Excerpts from a figure dataset:
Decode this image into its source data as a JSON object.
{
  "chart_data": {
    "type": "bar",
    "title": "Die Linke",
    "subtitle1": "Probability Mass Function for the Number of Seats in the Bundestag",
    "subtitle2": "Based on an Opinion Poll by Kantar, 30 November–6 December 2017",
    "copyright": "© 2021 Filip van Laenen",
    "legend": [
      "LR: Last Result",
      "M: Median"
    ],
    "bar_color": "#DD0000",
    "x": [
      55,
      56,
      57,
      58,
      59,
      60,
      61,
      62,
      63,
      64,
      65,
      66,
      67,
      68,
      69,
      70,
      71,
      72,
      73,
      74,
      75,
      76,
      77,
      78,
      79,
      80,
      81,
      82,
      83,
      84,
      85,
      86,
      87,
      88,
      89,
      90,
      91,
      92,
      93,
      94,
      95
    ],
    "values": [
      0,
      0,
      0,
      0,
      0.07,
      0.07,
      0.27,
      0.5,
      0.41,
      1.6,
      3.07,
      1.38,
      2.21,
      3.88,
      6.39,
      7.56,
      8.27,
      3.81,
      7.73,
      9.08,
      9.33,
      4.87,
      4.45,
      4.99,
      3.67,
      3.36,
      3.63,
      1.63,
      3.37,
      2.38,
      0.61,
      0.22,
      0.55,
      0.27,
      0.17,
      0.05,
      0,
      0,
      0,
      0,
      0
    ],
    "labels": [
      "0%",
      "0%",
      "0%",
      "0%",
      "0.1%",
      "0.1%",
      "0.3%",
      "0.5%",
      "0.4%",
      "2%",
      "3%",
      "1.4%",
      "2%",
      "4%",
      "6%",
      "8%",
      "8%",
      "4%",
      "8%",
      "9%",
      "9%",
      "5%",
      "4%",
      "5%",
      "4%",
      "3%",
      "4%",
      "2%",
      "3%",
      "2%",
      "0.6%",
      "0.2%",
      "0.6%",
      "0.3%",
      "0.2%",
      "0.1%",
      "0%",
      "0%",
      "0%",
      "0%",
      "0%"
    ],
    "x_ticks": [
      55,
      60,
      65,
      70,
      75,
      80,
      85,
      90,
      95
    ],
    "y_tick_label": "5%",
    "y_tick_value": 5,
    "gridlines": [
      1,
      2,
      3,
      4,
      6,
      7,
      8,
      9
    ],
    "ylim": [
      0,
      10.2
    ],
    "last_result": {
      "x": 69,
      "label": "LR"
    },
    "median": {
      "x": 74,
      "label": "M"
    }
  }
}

Task goal: From the data above, extract every line in its exact form.

The result:
Decode this image into its source data as a JSON object.
{
  "chart_data": {
    "type": "bar",
    "title": "Die Linke",
    "subtitle1": "Probability Mass Function for the Number of Seats in the Bundestag",
    "subtitle2": "Based on an Opinion Poll by Kantar, 30 November–6 December 2017",
    "copyright": "© 2021 Filip van Laenen",
    "legend": [
      "LR: Last Result",
      "M: Median"
    ],
    "bar_color": "#DD0000",
    "x": [
      55,
      56,
      57,
      58,
      59,
      60,
      61,
      62,
      63,
      64,
      65,
      66,
      67,
      68,
      69,
      70,
      71,
      72,
      73,
      74,
      75,
      76,
      77,
      78,
      79,
      80,
      81,
      82,
      83,
      84,
      85,
      86,
      87,
      88,
      89,
      90,
      91,
      92,
      93,
      94,
      95
    ],
    "values": [
      0,
      0,
      0,
      0,
      0.07,
      0.07,
      0.27,
      0.5,
      0.41,
      1.6,
      3.07,
      1.38,
      2.21,
      3.88,
      6.39,
      7.56,
      8.27,
      3.81,
      7.73,
      9.08,
      9.33,
      4.87,
      4.45,
      4.99,
      3.67,
      3.36,
      3.63,
      1.63,
      3.37,
      2.38,
      0.61,
      0.22,
      0.55,
      0.27,
      0.17,
      0.05,
      0,
      0,
      0,
      0,
      0
    ],
    "labels": [
      "0%",
      "0%",
      "0%",
      "0%",
      "0.1%",
      "0.1%",
      "0.3%",
      "0.5%",
      "0.4%",
      "2%",
      "3%",
      "1.4%",
      "2%",
      "4%",
      "6%",
      "8%",
      "8%",
      "4%",
      "8%",
      "9%",
      "9%",
      "5%",
      "4%",
      "5%",
      "4%",
      "3%",
      "4%",
      "2%",
      "3%",
      "2%",
      "0.6%",
      "0.2%",
      "0.6%",
      "0.3%",
      "0.2%",
      "0.1%",
      "0%",
      "0%",
      "0%",
      "0%",
      "0%"
    ],
    "x_ticks": [
      55,
      60,
      65,
      70,
      75,
      80,
      85,
      90,
      95
    ],
    "y_tick_label": "5%",
    "y_tick_value": 5,
    "gridlines": [
      1,
      2,
      3,
      4,
      6,
      7,
      8,
      9
    ],
    "ylim": [
      0,
      10.2
    ],
    "last_result": {
      "x": 69,
      "label": "LR"
    },
    "median": {
      "x": 74,
      "label": "M"
    }
  }
}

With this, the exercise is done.